Below is a block of records; repeat all of them exactly.
=====
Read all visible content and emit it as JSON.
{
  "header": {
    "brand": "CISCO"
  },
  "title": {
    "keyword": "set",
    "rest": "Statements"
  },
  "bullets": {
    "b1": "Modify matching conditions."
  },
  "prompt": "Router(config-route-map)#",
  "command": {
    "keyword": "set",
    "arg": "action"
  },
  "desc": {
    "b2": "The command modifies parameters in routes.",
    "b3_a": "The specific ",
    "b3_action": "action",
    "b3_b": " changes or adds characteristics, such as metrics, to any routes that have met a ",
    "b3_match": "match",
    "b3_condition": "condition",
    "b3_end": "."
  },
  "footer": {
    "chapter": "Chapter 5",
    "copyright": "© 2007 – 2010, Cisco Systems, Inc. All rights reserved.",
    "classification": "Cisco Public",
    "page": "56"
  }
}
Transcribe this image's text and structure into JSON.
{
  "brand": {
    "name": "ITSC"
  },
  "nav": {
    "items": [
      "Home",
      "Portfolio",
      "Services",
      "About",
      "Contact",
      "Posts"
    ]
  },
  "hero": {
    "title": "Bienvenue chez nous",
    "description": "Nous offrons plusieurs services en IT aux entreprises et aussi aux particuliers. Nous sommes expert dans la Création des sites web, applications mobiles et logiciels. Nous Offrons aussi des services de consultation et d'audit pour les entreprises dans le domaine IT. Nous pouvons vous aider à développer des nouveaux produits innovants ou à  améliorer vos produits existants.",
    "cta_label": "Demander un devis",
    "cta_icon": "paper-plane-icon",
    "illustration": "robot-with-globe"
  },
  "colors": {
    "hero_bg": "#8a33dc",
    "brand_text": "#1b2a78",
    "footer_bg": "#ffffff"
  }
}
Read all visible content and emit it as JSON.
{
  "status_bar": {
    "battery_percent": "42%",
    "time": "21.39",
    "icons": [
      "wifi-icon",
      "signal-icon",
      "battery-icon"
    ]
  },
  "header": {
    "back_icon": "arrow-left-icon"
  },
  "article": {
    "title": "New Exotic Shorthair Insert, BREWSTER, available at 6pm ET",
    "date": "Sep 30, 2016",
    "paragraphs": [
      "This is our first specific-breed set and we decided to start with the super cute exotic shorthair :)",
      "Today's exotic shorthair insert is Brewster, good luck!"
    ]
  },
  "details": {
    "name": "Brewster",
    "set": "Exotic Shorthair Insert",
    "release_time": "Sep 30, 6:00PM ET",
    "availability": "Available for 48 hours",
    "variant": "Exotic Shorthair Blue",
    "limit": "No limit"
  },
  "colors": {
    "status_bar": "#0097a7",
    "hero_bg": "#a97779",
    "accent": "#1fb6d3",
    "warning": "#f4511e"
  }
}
=====
Response to the exercise:
Read all visible content and emit it as JSON.
{
  "header": {
    "brand": "CISCO"
  },
  "title": {
    "keyword": "set",
    "rest": "Statements"
  },
  "bullets": {
    "b1": "Modify matching conditions."
  },
  "prompt": "Router(config-route-map)#",
  "command": {
    "keyword": "set",
    "arg": "action"
  },
  "desc": {
    "b2": "The command modifies parameters in routes.",
    "b3_a": "The specific ",
    "b3_action": "action",
    "b3_b": " changes or adds characteristics, such as metrics, to any routes that have met a ",
    "b3_match": "match",
    "b3_condition": "condition",
    "b3_end": "."
  },
  "footer": {
    "chapter": "Chapter 5",
    "copyright": "© 2007 – 2010, Cisco Systems, Inc. All rights reserved.",
    "classification": "Cisco Public",
    "page": "56"
  }
}
Transcribe this image's text and structure into JSON.
{
  "brand": {
    "name": "ITSC"
  },
  "nav": {
    "items": [
      "Home",
      "Portfolio",
      "Services",
      "About",
      "Contact",
      "Posts"
    ]
  },
  "hero": {
    "title": "Bienvenue chez nous",
    "description": "Nous offrons plusieurs services en IT aux entreprises et aussi aux particuliers. Nous sommes expert dans la Création des sites web, applications mobiles et logiciels. Nous Offrons aussi des services de consultation et d'audit pour les entreprises dans le domaine IT. Nous pouvons vous aider à développer des nouveaux produits innovants ou à  améliorer vos produits existants.",
    "cta_label": "Demander un devis",
    "cta_icon": "paper-plane-icon",
    "illustration": "robot-with-globe"
  },
  "colors": {
    "hero_bg": "#8a33dc",
    "brand_text": "#1b2a78",
    "footer_bg": "#ffffff"
  }
}
Read all visible content and emit it as JSON.
{
  "status_bar": {
    "battery_percent": "42%",
    "time": "21.39",
    "icons": [
      "wifi-icon",
      "signal-icon",
      "battery-icon"
    ]
  },
  "header": {
    "back_icon": "arrow-left-icon"
  },
  "article": {
    "title": "New Exotic Shorthair Insert, BREWSTER, available at 6pm ET",
    "date": "Sep 30, 2016",
    "paragraphs": [
      "This is our first specific-breed set and we decided to start with the super cute exotic shorthair :)",
      "Today's exotic shorthair insert is Brewster, good luck!"
    ]
  },
  "details": {
    "name": "Brewster",
    "set": "Exotic Shorthair Insert",
    "release_time": "Sep 30, 6:00PM ET",
    "availability": "Available for 48 hours",
    "variant": "Exotic Shorthair Blue",
    "limit": "No limit"
  },
  "colors": {
    "status_bar": "#0097a7",
    "hero_bg": "#a97779",
    "accent": "#1fb6d3",
    "warning": "#f4511e"
  }
}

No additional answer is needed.